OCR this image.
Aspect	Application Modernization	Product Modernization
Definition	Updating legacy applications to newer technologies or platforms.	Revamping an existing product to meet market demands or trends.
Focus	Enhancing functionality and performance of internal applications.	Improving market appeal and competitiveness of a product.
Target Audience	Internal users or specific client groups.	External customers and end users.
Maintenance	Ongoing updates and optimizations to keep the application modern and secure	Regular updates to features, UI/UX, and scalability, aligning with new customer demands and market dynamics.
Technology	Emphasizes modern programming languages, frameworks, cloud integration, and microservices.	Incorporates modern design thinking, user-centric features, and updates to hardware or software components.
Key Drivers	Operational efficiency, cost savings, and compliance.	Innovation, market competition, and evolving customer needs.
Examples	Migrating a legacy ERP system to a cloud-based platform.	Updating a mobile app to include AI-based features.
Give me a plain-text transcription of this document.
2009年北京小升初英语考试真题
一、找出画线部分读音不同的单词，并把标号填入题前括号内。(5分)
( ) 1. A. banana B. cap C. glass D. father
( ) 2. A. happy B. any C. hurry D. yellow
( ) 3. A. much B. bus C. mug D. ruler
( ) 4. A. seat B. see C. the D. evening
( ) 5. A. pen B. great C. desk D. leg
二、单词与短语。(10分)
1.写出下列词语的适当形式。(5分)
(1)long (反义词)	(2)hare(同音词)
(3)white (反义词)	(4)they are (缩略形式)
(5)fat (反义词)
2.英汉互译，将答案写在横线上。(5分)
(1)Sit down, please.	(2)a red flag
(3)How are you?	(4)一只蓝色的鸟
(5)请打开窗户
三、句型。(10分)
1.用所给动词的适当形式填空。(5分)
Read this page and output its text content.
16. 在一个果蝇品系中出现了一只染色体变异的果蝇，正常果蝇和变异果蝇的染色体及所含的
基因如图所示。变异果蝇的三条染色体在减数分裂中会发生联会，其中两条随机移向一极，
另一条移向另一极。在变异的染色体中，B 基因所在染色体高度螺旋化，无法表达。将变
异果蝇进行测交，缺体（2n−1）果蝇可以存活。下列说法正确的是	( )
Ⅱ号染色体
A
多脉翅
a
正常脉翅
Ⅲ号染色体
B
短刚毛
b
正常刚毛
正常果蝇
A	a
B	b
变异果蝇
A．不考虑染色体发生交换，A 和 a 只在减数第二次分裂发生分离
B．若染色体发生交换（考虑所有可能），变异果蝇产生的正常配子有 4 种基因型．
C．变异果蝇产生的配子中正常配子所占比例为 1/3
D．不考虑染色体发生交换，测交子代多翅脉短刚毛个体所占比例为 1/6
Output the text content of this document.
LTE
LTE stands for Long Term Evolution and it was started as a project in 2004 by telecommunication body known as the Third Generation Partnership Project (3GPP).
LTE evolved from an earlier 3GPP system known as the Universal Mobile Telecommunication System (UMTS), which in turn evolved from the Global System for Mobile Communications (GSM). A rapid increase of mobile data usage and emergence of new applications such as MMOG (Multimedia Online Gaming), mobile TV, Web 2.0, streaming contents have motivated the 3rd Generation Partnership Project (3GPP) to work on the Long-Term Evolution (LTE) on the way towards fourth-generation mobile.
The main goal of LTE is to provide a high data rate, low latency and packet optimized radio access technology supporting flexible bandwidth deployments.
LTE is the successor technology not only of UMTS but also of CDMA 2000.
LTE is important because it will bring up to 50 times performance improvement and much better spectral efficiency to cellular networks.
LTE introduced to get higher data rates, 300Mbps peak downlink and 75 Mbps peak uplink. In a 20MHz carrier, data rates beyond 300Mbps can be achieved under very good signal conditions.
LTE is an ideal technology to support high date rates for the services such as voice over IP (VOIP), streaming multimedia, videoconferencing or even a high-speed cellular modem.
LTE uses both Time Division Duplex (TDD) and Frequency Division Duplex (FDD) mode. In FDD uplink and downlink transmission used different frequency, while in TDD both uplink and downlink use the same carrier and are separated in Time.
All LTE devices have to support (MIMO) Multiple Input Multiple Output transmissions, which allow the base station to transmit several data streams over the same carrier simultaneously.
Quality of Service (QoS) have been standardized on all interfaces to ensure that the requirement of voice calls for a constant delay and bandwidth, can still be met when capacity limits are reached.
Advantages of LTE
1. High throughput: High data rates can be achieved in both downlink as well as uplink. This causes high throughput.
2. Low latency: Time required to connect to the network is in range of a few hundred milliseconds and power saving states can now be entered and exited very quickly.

_What you will do_: Determine how many lines of the material include the string "不考虑染色体发生交换". Output only that count.

_Final result_: 2